■ YOUR GOAL
Every record below should be written out exactly; pictures stay out.

■ EXERCISE DATA
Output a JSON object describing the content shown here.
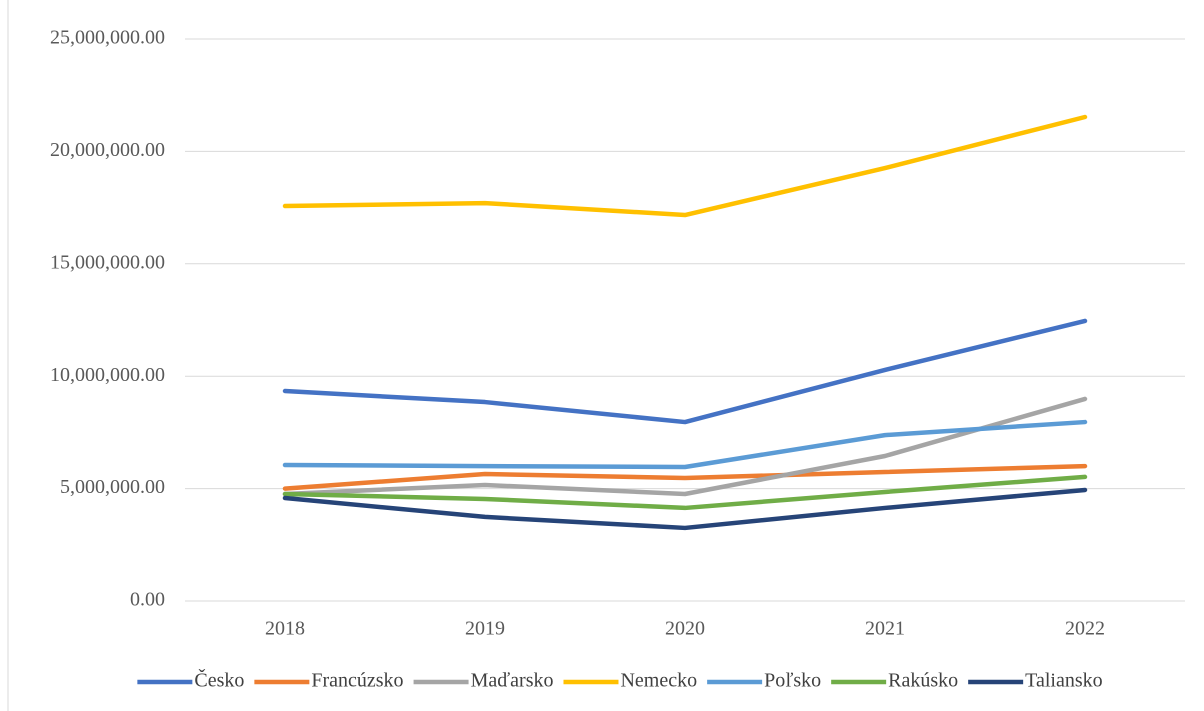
{
  "chart_data": {
    "type": "line",
    "categories": [
      "2018",
      "2019",
      "2020",
      "2021",
      "2022"
    ],
    "series": [
      {
        "name": "Česko",
        "color": "#4472c4",
        "values": [
          9340000,
          8850000,
          7960000,
          10280000,
          12460000
        ]
      },
      {
        "name": "Francúzsko",
        "color": "#ed7d31",
        "values": [
          5000000,
          5650000,
          5470000,
          5740000,
          6000000
        ]
      },
      {
        "name": "Maďarsko",
        "color": "#a5a5a5",
        "values": [
          4760000,
          5160000,
          4760000,
          6450000,
          8990000
        ]
      },
      {
        "name": "Nemecko",
        "color": "#ffc000",
        "values": [
          17570000,
          17700000,
          17170000,
          19260000,
          21530000
        ]
      },
      {
        "name": "Poľsko",
        "color": "#5b9bd5",
        "values": [
          6050000,
          6000000,
          5960000,
          7380000,
          7960000
        ]
      },
      {
        "name": "Rakúsko",
        "color": "#70ad47",
        "values": [
          4760000,
          4540000,
          4140000,
          4850000,
          5520000
        ]
      },
      {
        "name": "Taliansko",
        "color": "#264478",
        "values": [
          4580000,
          3740000,
          3250000,
          4140000,
          4940000
        ]
      }
    ],
    "ylim": [
      0,
      25000000
    ],
    "yticks": [
      {
        "value": 0,
        "label": "0.00"
      },
      {
        "value": 5000000,
        "label": "5,000,000.00"
      },
      {
        "value": 10000000,
        "label": "10,000,000.00"
      },
      {
        "value": 15000000,
        "label": "15,000,000.00"
      },
      {
        "value": 20000000,
        "label": "20,000,000.00"
      },
      {
        "value": 25000000,
        "label": "25,000,000.00"
      }
    ],
    "grid": true,
    "legend": "bottom"
  }
}
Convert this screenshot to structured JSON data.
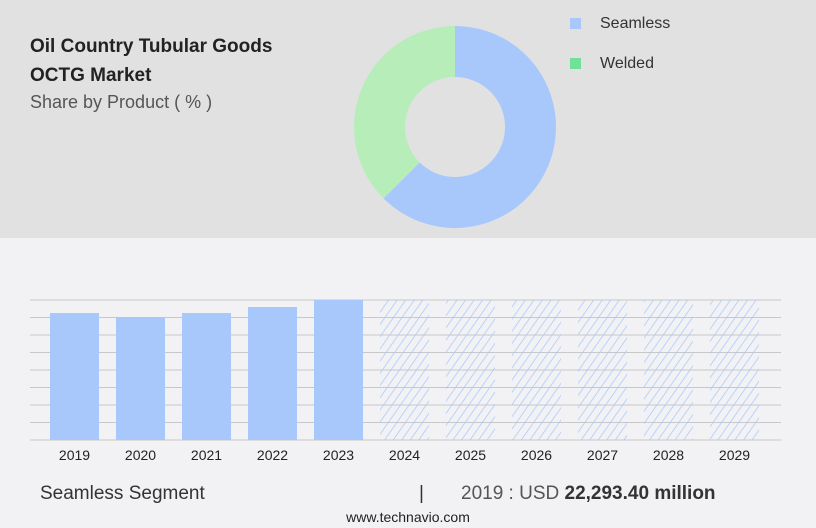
{
  "title_line1": "Oil Country Tubular Goods",
  "title_line2": "OCTG Market",
  "subtitle": "Share by Product ( % )",
  "colors": {
    "seamless": "#a8c8fc",
    "welded": "#b6edb8",
    "welded_legend": "#72e096",
    "bg_top": "#e1e1e1",
    "bg_bottom": "#f2f2f4"
  },
  "chart_data": [
    {
      "type": "pie",
      "donut": true,
      "legend": "top-right",
      "slices": [
        {
          "name": "Seamless",
          "value": 62.5
        },
        {
          "name": "Welded",
          "value": 37.5
        }
      ]
    },
    {
      "type": "bar",
      "grid": true,
      "categories": [
        "2019",
        "2020",
        "2021",
        "2022",
        "2023",
        "2024",
        "2025",
        "2026",
        "2027",
        "2028",
        "2029"
      ],
      "values": [
        22293.4,
        21590,
        22293,
        23350,
        24580,
        null,
        null,
        null,
        null,
        null,
        null
      ],
      "forecast": [
        "2024",
        "2025",
        "2026",
        "2027",
        "2028",
        "2029"
      ],
      "ylim": [
        0,
        24580
      ],
      "ylabel": "",
      "xlabel": ""
    }
  ],
  "footer": {
    "segment": "Seamless Segment",
    "separator": "|",
    "year_label": "2019 : USD",
    "value": "22,293.40 million",
    "website": "www.technavio.com"
  }
}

■ CORRECT OUTPUT
Output a JSON object describing the content shown here.
{
  "chart_data": {
    "type": "line",
    "categories": [
      "2018",
      "2019",
      "2020",
      "2021",
      "2022"
    ],
    "series": [
      {
        "name": "Česko",
        "color": "#4472c4",
        "values": [
          9340000,
          8850000,
          7960000,
          10280000,
          12460000
        ]
      },
      {
        "name": "Francúzsko",
        "color": "#ed7d31",
        "values": [
          5000000,
          5650000,
          5470000,
          5740000,
          6000000
        ]
      },
      {
        "name": "Maďarsko",
        "color": "#a5a5a5",
        "values": [
          4760000,
          5160000,
          4760000,
          6450000,
          8990000
        ]
      },
      {
        "name": "Nemecko",
        "color": "#ffc000",
        "values": [
          17570000,
          17700000,
          17170000,
          19260000,
          21530000
        ]
      },
      {
        "name": "Poľsko",
        "color": "#5b9bd5",
        "values": [
          6050000,
          6000000,
          5960000,
          7380000,
          7960000
        ]
      },
      {
        "name": "Rakúsko",
        "color": "#70ad47",
        "values": [
          4760000,
          4540000,
          4140000,
          4850000,
          5520000
        ]
      },
      {
        "name": "Taliansko",
        "color": "#264478",
        "values": [
          4580000,
          3740000,
          3250000,
          4140000,
          4940000
        ]
      }
    ],
    "ylim": [
      0,
      25000000
    ],
    "yticks": [
      {
        "value": 0,
        "label": "0.00"
      },
      {
        "value": 5000000,
        "label": "5,000,000.00"
      },
      {
        "value": 10000000,
        "label": "10,000,000.00"
      },
      {
        "value": 15000000,
        "label": "15,000,000.00"
      },
      {
        "value": 20000000,
        "label": "20,000,000.00"
      },
      {
        "value": 25000000,
        "label": "25,000,000.00"
      }
    ],
    "grid": true,
    "legend": "bottom"
  }
}
Convert this screenshot to structured JSON data.
{
  "title_line1": "Oil Country Tubular Goods",
  "title_line2": "OCTG Market",
  "subtitle": "Share by Product ( % )",
  "colors": {
    "seamless": "#a8c8fc",
    "welded": "#b6edb8",
    "welded_legend": "#72e096",
    "bg_top": "#e1e1e1",
    "bg_bottom": "#f2f2f4"
  },
  "chart_data": [
    {
      "type": "pie",
      "donut": true,
      "legend": "top-right",
      "slices": [
        {
          "name": "Seamless",
          "value": 62.5
        },
        {
          "name": "Welded",
          "value": 37.5
        }
      ]
    },
    {
      "type": "bar",
      "grid": true,
      "categories": [
        "2019",
        "2020",
        "2021",
        "2022",
        "2023",
        "2024",
        "2025",
        "2026",
        "2027",
        "2028",
        "2029"
      ],
      "values": [
        22293.4,
        21590,
        22293,
        23350,
        24580,
        null,
        null,
        null,
        null,
        null,
        null
      ],
      "forecast": [
        "2024",
        "2025",
        "2026",
        "2027",
        "2028",
        "2029"
      ],
      "ylim": [
        0,
        24580
      ],
      "ylabel": "",
      "xlabel": ""
    }
  ],
  "footer": {
    "segment": "Seamless Segment",
    "separator": "|",
    "year_label": "2019 : USD",
    "value": "22,293.40 million",
    "website": "www.technavio.com"
  }
}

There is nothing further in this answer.